§ **Excerpted records**:
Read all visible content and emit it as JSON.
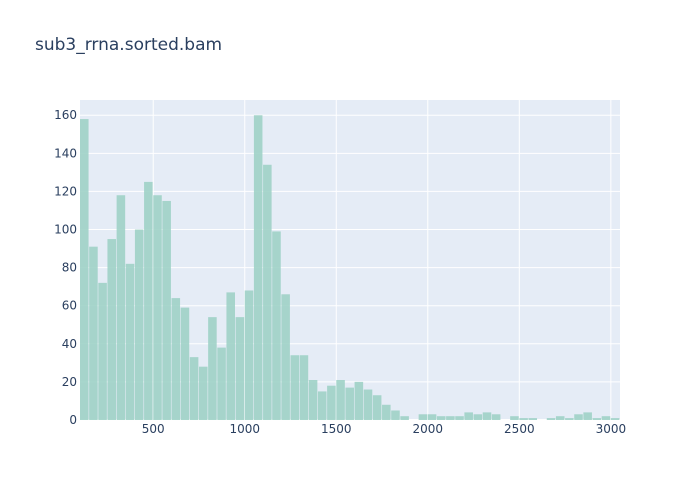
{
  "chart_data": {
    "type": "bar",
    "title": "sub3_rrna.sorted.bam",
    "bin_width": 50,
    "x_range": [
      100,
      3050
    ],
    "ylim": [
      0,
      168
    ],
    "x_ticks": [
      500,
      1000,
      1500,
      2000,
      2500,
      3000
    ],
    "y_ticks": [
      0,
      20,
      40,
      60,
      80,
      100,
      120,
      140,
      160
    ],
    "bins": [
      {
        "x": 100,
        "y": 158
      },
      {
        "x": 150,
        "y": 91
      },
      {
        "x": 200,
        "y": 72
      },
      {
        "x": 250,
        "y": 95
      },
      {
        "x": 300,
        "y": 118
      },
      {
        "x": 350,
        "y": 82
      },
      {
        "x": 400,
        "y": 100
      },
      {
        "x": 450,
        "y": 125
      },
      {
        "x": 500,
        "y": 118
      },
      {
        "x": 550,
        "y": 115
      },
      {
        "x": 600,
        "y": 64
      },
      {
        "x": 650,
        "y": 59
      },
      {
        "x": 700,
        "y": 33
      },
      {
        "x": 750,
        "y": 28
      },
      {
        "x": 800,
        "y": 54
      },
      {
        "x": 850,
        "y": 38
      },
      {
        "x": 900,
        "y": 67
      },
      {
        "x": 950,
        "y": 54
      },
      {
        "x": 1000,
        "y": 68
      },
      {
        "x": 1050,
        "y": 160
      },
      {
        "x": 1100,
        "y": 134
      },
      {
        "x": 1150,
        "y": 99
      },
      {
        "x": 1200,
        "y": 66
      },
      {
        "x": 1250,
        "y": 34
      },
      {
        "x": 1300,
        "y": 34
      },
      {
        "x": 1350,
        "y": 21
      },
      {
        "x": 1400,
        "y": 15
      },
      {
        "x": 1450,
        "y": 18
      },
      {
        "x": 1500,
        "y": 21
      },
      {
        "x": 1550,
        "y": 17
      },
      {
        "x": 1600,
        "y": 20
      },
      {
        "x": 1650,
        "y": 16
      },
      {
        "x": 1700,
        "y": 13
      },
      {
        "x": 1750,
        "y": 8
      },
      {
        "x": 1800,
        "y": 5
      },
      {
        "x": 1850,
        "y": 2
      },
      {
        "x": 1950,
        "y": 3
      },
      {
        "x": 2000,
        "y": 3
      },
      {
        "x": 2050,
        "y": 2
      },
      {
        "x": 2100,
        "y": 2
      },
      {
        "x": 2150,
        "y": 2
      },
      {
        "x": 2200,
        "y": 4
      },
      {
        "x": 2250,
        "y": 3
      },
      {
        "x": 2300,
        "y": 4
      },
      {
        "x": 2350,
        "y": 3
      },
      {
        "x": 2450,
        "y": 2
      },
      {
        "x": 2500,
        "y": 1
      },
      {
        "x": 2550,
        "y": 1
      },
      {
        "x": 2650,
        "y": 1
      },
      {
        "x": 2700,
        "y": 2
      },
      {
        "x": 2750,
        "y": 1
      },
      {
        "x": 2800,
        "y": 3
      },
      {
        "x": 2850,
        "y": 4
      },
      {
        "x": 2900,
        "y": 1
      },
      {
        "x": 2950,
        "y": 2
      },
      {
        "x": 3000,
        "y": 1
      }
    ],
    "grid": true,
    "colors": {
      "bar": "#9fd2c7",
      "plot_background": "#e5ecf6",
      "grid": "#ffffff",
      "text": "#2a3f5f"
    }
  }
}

§ **What needs to be done**:
Nothing but the pictures may be dropped; output the records above exactly.

§ **Result for this task**:
Read all visible content and emit it as JSON.
{
  "chart_data": {
    "type": "bar",
    "title": "sub3_rrna.sorted.bam",
    "bin_width": 50,
    "x_range": [
      100,
      3050
    ],
    "ylim": [
      0,
      168
    ],
    "x_ticks": [
      500,
      1000,
      1500,
      2000,
      2500,
      3000
    ],
    "y_ticks": [
      0,
      20,
      40,
      60,
      80,
      100,
      120,
      140,
      160
    ],
    "bins": [
      {
        "x": 100,
        "y": 158
      },
      {
        "x": 150,
        "y": 91
      },
      {
        "x": 200,
        "y": 72
      },
      {
        "x": 250,
        "y": 95
      },
      {
        "x": 300,
        "y": 118
      },
      {
        "x": 350,
        "y": 82
      },
      {
        "x": 400,
        "y": 100
      },
      {
        "x": 450,
        "y": 125
      },
      {
        "x": 500,
        "y": 118
      },
      {
        "x": 550,
        "y": 115
      },
      {
        "x": 600,
        "y": 64
      },
      {
        "x": 650,
        "y": 59
      },
      {
        "x": 700,
        "y": 33
      },
      {
        "x": 750,
        "y": 28
      },
      {
        "x": 800,
        "y": 54
      },
      {
        "x": 850,
        "y": 38
      },
      {
        "x": 900,
        "y": 67
      },
      {
        "x": 950,
        "y": 54
      },
      {
        "x": 1000,
        "y": 68
      },
      {
        "x": 1050,
        "y": 160
      },
      {
        "x": 1100,
        "y": 134
      },
      {
        "x": 1150,
        "y": 99
      },
      {
        "x": 1200,
        "y": 66
      },
      {
        "x": 1250,
        "y": 34
      },
      {
        "x": 1300,
        "y": 34
      },
      {
        "x": 1350,
        "y": 21
      },
      {
        "x": 1400,
        "y": 15
      },
      {
        "x": 1450,
        "y": 18
      },
      {
        "x": 1500,
        "y": 21
      },
      {
        "x": 1550,
        "y": 17
      },
      {
        "x": 1600,
        "y": 20
      },
      {
        "x": 1650,
        "y": 16
      },
      {
        "x": 1700,
        "y": 13
      },
      {
        "x": 1750,
        "y": 8
      },
      {
        "x": 1800,
        "y": 5
      },
      {
        "x": 1850,
        "y": 2
      },
      {
        "x": 1950,
        "y": 3
      },
      {
        "x": 2000,
        "y": 3
      },
      {
        "x": 2050,
        "y": 2
      },
      {
        "x": 2100,
        "y": 2
      },
      {
        "x": 2150,
        "y": 2
      },
      {
        "x": 2200,
        "y": 4
      },
      {
        "x": 2250,
        "y": 3
      },
      {
        "x": 2300,
        "y": 4
      },
      {
        "x": 2350,
        "y": 3
      },
      {
        "x": 2450,
        "y": 2
      },
      {
        "x": 2500,
        "y": 1
      },
      {
        "x": 2550,
        "y": 1
      },
      {
        "x": 2650,
        "y": 1
      },
      {
        "x": 2700,
        "y": 2
      },
      {
        "x": 2750,
        "y": 1
      },
      {
        "x": 2800,
        "y": 3
      },
      {
        "x": 2850,
        "y": 4
      },
      {
        "x": 2900,
        "y": 1
      },
      {
        "x": 2950,
        "y": 2
      },
      {
        "x": 3000,
        "y": 1
      }
    ],
    "grid": true,
    "colors": {
      "bar": "#9fd2c7",
      "plot_background": "#e5ecf6",
      "grid": "#ffffff",
      "text": "#2a3f5f"
    }
  }
}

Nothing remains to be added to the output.